Reproduce every line of the data below, switching each occurrence of "x-tick-label" to "x-axis-tick-label" and leaving everything else unchanged.

########################################

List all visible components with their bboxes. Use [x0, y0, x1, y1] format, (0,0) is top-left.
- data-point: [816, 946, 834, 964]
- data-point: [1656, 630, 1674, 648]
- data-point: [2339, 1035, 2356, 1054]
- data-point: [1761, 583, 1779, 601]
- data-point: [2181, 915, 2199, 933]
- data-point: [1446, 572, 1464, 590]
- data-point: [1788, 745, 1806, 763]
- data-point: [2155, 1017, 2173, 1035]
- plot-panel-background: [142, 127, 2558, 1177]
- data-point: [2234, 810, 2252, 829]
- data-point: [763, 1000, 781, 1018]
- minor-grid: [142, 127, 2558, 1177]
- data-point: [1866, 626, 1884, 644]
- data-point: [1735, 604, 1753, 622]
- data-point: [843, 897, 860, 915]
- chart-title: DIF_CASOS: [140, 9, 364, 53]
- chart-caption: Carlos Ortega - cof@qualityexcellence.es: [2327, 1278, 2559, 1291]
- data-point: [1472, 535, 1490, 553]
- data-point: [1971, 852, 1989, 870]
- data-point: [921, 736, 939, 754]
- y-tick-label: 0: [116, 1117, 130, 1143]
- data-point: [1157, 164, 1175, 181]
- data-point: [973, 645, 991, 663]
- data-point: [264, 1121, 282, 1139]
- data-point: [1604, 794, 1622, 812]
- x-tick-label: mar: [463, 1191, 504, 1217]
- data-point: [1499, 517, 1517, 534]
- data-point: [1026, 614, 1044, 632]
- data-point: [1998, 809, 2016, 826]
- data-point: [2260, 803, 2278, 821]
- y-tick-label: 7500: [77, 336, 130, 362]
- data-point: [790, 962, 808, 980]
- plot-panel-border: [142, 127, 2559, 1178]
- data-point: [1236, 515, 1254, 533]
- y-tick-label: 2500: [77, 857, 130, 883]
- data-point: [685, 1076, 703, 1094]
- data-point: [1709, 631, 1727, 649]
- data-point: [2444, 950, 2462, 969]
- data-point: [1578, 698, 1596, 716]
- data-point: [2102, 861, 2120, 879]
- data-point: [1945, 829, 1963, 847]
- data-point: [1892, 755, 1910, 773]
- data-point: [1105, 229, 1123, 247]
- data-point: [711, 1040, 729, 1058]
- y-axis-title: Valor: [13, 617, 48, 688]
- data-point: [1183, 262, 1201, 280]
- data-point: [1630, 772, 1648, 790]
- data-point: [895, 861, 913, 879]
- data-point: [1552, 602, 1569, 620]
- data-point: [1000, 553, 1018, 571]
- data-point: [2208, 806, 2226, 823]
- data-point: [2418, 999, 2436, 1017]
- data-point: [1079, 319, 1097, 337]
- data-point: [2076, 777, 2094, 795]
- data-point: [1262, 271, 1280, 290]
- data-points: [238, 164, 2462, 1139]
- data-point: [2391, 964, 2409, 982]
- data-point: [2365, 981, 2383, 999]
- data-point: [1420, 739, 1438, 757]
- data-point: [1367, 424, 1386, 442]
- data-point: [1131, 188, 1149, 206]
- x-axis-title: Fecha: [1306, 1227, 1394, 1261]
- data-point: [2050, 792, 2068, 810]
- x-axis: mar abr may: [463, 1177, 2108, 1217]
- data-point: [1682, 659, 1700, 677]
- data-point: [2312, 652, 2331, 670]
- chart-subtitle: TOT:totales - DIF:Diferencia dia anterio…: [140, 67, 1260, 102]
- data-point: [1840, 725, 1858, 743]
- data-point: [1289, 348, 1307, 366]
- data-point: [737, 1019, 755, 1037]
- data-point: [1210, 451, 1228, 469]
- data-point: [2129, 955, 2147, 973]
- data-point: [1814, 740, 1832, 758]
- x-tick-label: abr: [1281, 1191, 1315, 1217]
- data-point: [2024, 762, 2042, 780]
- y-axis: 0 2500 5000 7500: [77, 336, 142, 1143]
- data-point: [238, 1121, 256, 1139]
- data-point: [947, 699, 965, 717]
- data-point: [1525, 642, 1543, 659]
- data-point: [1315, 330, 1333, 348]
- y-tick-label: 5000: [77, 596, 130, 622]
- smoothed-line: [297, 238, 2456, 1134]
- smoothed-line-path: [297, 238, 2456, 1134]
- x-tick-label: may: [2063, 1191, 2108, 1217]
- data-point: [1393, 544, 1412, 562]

########################################

## Exercise result
List all visible components with their bboxes. Use [x0, y0, x1, y1] format, (0,0) is top-left.
- data-point: [816, 946, 834, 964]
- data-point: [1656, 630, 1674, 648]
- data-point: [2339, 1035, 2356, 1054]
- data-point: [1761, 583, 1779, 601]
- data-point: [2181, 915, 2199, 933]
- data-point: [1446, 572, 1464, 590]
- data-point: [1788, 745, 1806, 763]
- data-point: [2155, 1017, 2173, 1035]
- plot-panel-background: [142, 127, 2558, 1177]
- data-point: [2234, 810, 2252, 829]
- data-point: [763, 1000, 781, 1018]
- minor-grid: [142, 127, 2558, 1177]
- data-point: [1866, 626, 1884, 644]
- data-point: [1735, 604, 1753, 622]
- data-point: [843, 897, 860, 915]
- chart-title: DIF_CASOS: [140, 9, 364, 53]
- chart-caption: Carlos Ortega - cof@qualityexcellence.es: [2327, 1278, 2559, 1291]
- data-point: [1472, 535, 1490, 553]
- data-point: [1971, 852, 1989, 870]
- data-point: [921, 736, 939, 754]
- y-tick-label: 0: [116, 1117, 130, 1143]
- data-point: [1157, 164, 1175, 181]
- data-point: [973, 645, 991, 663]
- data-point: [264, 1121, 282, 1139]
- data-point: [1604, 794, 1622, 812]
- x-axis-tick-label: mar: [463, 1191, 504, 1217]
- data-point: [1499, 517, 1517, 534]
- data-point: [1026, 614, 1044, 632]
- data-point: [1998, 809, 2016, 826]
- data-point: [2260, 803, 2278, 821]
- y-tick-label: 7500: [77, 336, 130, 362]
- data-point: [790, 962, 808, 980]
- plot-panel-border: [142, 127, 2559, 1178]
- data-point: [1236, 515, 1254, 533]
- y-tick-label: 2500: [77, 857, 130, 883]
- data-point: [685, 1076, 703, 1094]
- data-point: [1709, 631, 1727, 649]
- data-point: [2444, 950, 2462, 969]
- data-point: [1578, 698, 1596, 716]
- data-point: [2102, 861, 2120, 879]
- data-point: [1945, 829, 1963, 847]
- data-point: [1892, 755, 1910, 773]
- data-point: [1105, 229, 1123, 247]
- data-point: [711, 1040, 729, 1058]
- y-axis-title: Valor: [13, 617, 48, 688]
- data-point: [1183, 262, 1201, 280]
- data-point: [1630, 772, 1648, 790]
- data-point: [895, 861, 913, 879]
- data-point: [1552, 602, 1569, 620]
- data-point: [1000, 553, 1018, 571]
- data-point: [2208, 806, 2226, 823]
- data-point: [2418, 999, 2436, 1017]
- data-point: [1079, 319, 1097, 337]
- data-point: [2076, 777, 2094, 795]
- data-point: [1262, 271, 1280, 290]
- data-points: [238, 164, 2462, 1139]
- data-point: [2391, 964, 2409, 982]
- data-point: [2365, 981, 2383, 999]
- data-point: [1420, 739, 1438, 757]
- data-point: [1367, 424, 1386, 442]
- data-point: [1131, 188, 1149, 206]
- x-axis-title: Fecha: [1306, 1227, 1394, 1261]
- data-point: [2050, 792, 2068, 810]
- x-axis: mar abr may: [463, 1177, 2108, 1217]
- data-point: [1682, 659, 1700, 677]
- data-point: [2312, 652, 2331, 670]
- chart-subtitle: TOT:totales - DIF:Diferencia dia anterio…: [140, 67, 1260, 102]
- data-point: [1840, 725, 1858, 743]
- data-point: [1289, 348, 1307, 366]
- data-point: [737, 1019, 755, 1037]
- data-point: [1210, 451, 1228, 469]
- data-point: [2129, 955, 2147, 973]
- data-point: [1814, 740, 1832, 758]
- x-axis-tick-label: abr: [1281, 1191, 1315, 1217]
- data-point: [2024, 762, 2042, 780]
- y-axis: 0 2500 5000 7500: [77, 336, 142, 1143]
- data-point: [238, 1121, 256, 1139]
- data-point: [947, 699, 965, 717]
- data-point: [1525, 642, 1543, 659]
- data-point: [1315, 330, 1333, 348]
- y-tick-label: 5000: [77, 596, 130, 622]
- smoothed-line: [297, 238, 2456, 1134]
- smoothed-line-path: [297, 238, 2456, 1134]
- x-axis-tick-label: may: [2063, 1191, 2108, 1217]
- data-point: [1393, 544, 1412, 562]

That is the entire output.